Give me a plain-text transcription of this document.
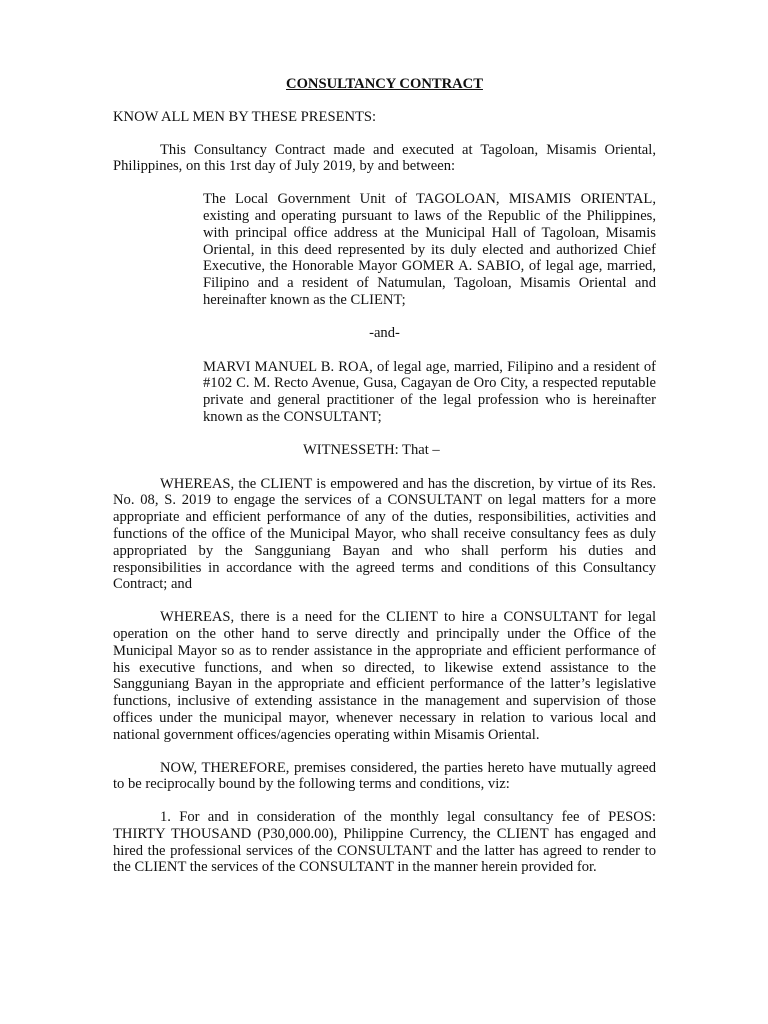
CONSULTANCY CONTRACT

KNOW ALL MEN BY THESE PRESENTS:

This Consultancy Contract made and executed at Tagoloan, Misamis Oriental, Philippines, on this 1rst day of July 2019, by and between:

The Local Government Unit of TAGOLOAN, MISAMIS ORIENTAL, existing and operating pursuant to laws of the Republic of the Philippines, with principal office address at the Municipal Hall of Tagoloan, Misamis Oriental, in this deed represented by its duly elected and authorized Chief Executive, the Honorable Mayor GOMER A. SABIO, of legal age, married, Filipino and a resident of Natumulan, Tagoloan, Misamis Oriental and hereinafter known as the CLIENT;

-and-

MARVI MANUEL B. ROA, of legal age, married, Filipino and a resident of #102 C. M. Recto Avenue, Gusa, Cagayan de Oro City, a respected reputable private and general practitioner of the legal profession who is hereinafter known as the CONSULTANT;

WITNESSETH: That –

WHEREAS, the CLIENT is empowered and has the discretion, by virtue of its Res. No. 08, S. 2019 to engage the services of a CONSULTANT on legal matters for a more appropriate and efficient performance of any of the duties, responsibilities, activities and functions of the office of the Municipal Mayor, who shall receive consultancy fees as duly appropriated by the Sangguniang Bayan and who shall perform his duties and responsibilities in accordance with the agreed terms and conditions of this Consultancy Contract; and

WHEREAS, there is a need for the CLIENT to hire a CONSULTANT for legal operation on the other hand to serve directly and principally under the Office of the Municipal Mayor so as to render assistance in the appropriate and efficient performance of his executive functions, and when so directed, to likewise extend assistance to the Sangguniang Bayan in the appropriate and efficient performance of the latter’s legislative functions, inclusive of extending assistance in the management and supervision of those offices under the municipal mayor, whenever necessary in relation to various local and national government offices/agencies operating within Misamis Oriental.

NOW, THEREFORE, premises considered, the parties hereto have mutually agreed to be reciprocally bound by the following terms and conditions, viz:

1. For and in consideration of the monthly legal consultancy fee of PESOS: THIRTY THOUSAND (P30,000.00), Philippine Currency, the CLIENT has engaged and hired the professional services of the CONSULTANT and the latter has agreed to render to the CLIENT the services of the CONSULTANT in the manner herein provided for.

*Aim of the task*
Please repeat the entries exactly. Do not include the pictures.

*Exercise output*
Give me a plain-text transcription of this document.
CONSULTANCY CONTRACT

KNOW ALL MEN BY THESE PRESENTS:

This Consultancy Contract made and executed at Tagoloan, Misamis Oriental, Philippines, on this 1rst day of July 2019, by and between:

The Local Government Unit of TAGOLOAN, MISAMIS ORIENTAL, existing and operating pursuant to laws of the Republic of the Philippines, with principal office address at the Municipal Hall of Tagoloan, Misamis Oriental, in this deed represented by its duly elected and authorized Chief Executive, the Honorable Mayor GOMER A. SABIO, of legal age, married, Filipino and a resident of Natumulan, Tagoloan, Misamis Oriental and hereinafter known as the CLIENT;

-and-

MARVI MANUEL B. ROA, of legal age, married, Filipino and a resident of #102 C. M. Recto Avenue, Gusa, Cagayan de Oro City, a respected reputable private and general practitioner of the legal profession who is hereinafter known as the CONSULTANT;

WITNESSETH: That –

WHEREAS, the CLIENT is empowered and has the discretion, by virtue of its Res. No. 08, S. 2019 to engage the services of a CONSULTANT on legal matters for a more appropriate and efficient performance of any of the duties, responsibilities, activities and functions of the office of the Municipal Mayor, who shall receive consultancy fees as duly appropriated by the Sangguniang Bayan and who shall perform his duties and responsibilities in accordance with the agreed terms and conditions of this Consultancy Contract; and

WHEREAS, there is a need for the CLIENT to hire a CONSULTANT for legal operation on the other hand to serve directly and principally under the Office of the Municipal Mayor so as to render assistance in the appropriate and efficient performance of his executive functions, and when so directed, to likewise extend assistance to the Sangguniang Bayan in the appropriate and efficient performance of the latter’s legislative functions, inclusive of extending assistance in the management and supervision of those offices under the municipal mayor, whenever necessary in relation to various local and national government offices/agencies operating within Misamis Oriental.

NOW, THEREFORE, premises considered, the parties hereto have mutually agreed to be reciprocally bound by the following terms and conditions, viz:

1. For and in consideration of the monthly legal consultancy fee of PESOS: THIRTY THOUSAND (P30,000.00), Philippine Currency, the CLIENT has engaged and hired the professional services of the CONSULTANT and the latter has agreed to render to the CLIENT the services of the CONSULTANT in the manner herein provided for.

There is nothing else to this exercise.